Input material:
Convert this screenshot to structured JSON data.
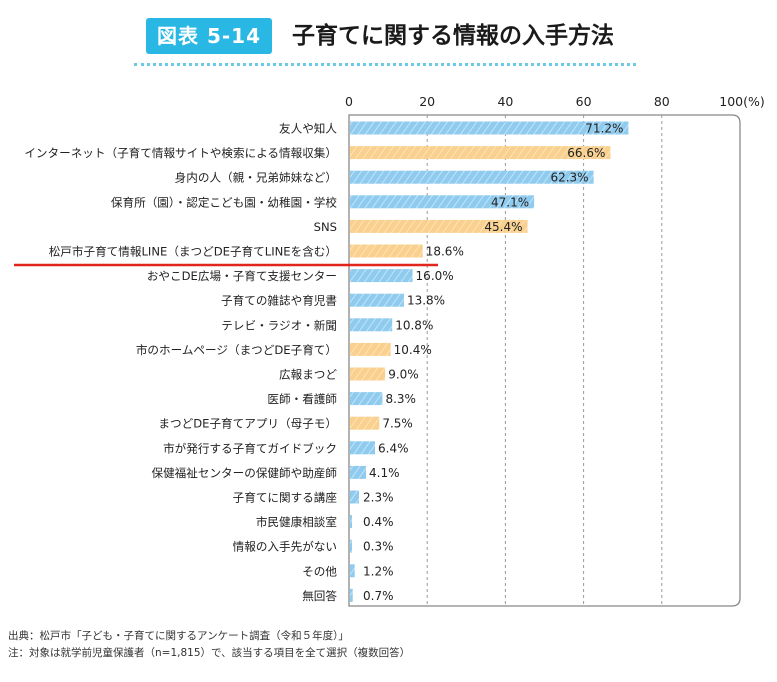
{
  "header": {
    "badge": "図表 5-14",
    "title": "子育てに関する情報の入手方法"
  },
  "colors": {
    "badge": "#29b7e4",
    "bar_blue": "#8fcbef",
    "bar_orange": "#f9d08e",
    "highlight_line": "#e1241c",
    "divider": "#6cc9e8"
  },
  "chart_data": {
    "type": "bar",
    "orientation": "horizontal",
    "unit_label": "100(%)",
    "xlim": [
      0,
      100
    ],
    "xticks": [
      "0",
      "20",
      "40",
      "60",
      "80"
    ],
    "grid": "dashed vertical",
    "categories": [
      "友人や知人",
      "インターネット（子育て情報サイトや検索による情報収集）",
      "身内の人（親・兄弟姉妹など）",
      "保育所（園）・認定こども園・幼稚園・学校",
      "SNS",
      "松戸市子育て情報LINE（まつどDE子育てLINEを含む）",
      "おやこDE広場・子育て支援センター",
      "子育ての雑誌や育児書",
      "テレビ・ラジオ・新聞",
      "市のホームページ（まつどDE子育て）",
      "広報まつど",
      "医師・看護師",
      "まつどDE子育てアプリ（母子モ）",
      "市が発行する子育てガイドブック",
      "保健福祉センターの保健師や助産師",
      "子育てに関する講座",
      "市民健康相談室",
      "情報の入手先がない",
      "その他",
      "無回答"
    ],
    "values": [
      71.2,
      66.6,
      62.3,
      47.1,
      45.4,
      18.6,
      16.0,
      13.8,
      10.8,
      10.4,
      9.0,
      8.3,
      7.5,
      6.4,
      4.1,
      2.3,
      0.4,
      0.3,
      1.2,
      0.7
    ],
    "value_labels": [
      "71.2%",
      "66.6%",
      "62.3%",
      "47.1%",
      "45.4%",
      "18.6%",
      "16.0%",
      "13.8%",
      "10.8%",
      "10.4%",
      "9.0%",
      "8.3%",
      "7.5%",
      "6.4%",
      "4.1%",
      "2.3%",
      "0.4%",
      "0.3%",
      "1.2%",
      "0.7%"
    ],
    "bar_colors": [
      "blue",
      "orange",
      "blue",
      "blue",
      "orange",
      "orange",
      "blue",
      "blue",
      "blue",
      "orange",
      "orange",
      "blue",
      "orange",
      "blue",
      "blue",
      "blue",
      "blue",
      "blue",
      "blue",
      "blue"
    ],
    "highlighted_category": "松戸市子育て情報LINE（まつどDE子育てLINEを含む）"
  },
  "notes": {
    "source": "出典：松戸市「子ども・子育てに関するアンケート調査（令和５年度）」",
    "note": "注：対象は就学前児童保護者（n=1,815）で、該当する項目を全て選択（複数回答）"
  }
}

Job: Wherever the word "松戸市子育て情報LINE" occurs in a line of the listing, copy that line.

Exercise response:
      "松戸市子育て情報LINE（まつどDE子育てLINEを含む）",
    "highlighted_category": "松戸市子育て情報LINE（まつどDE子育てLINEを含む）"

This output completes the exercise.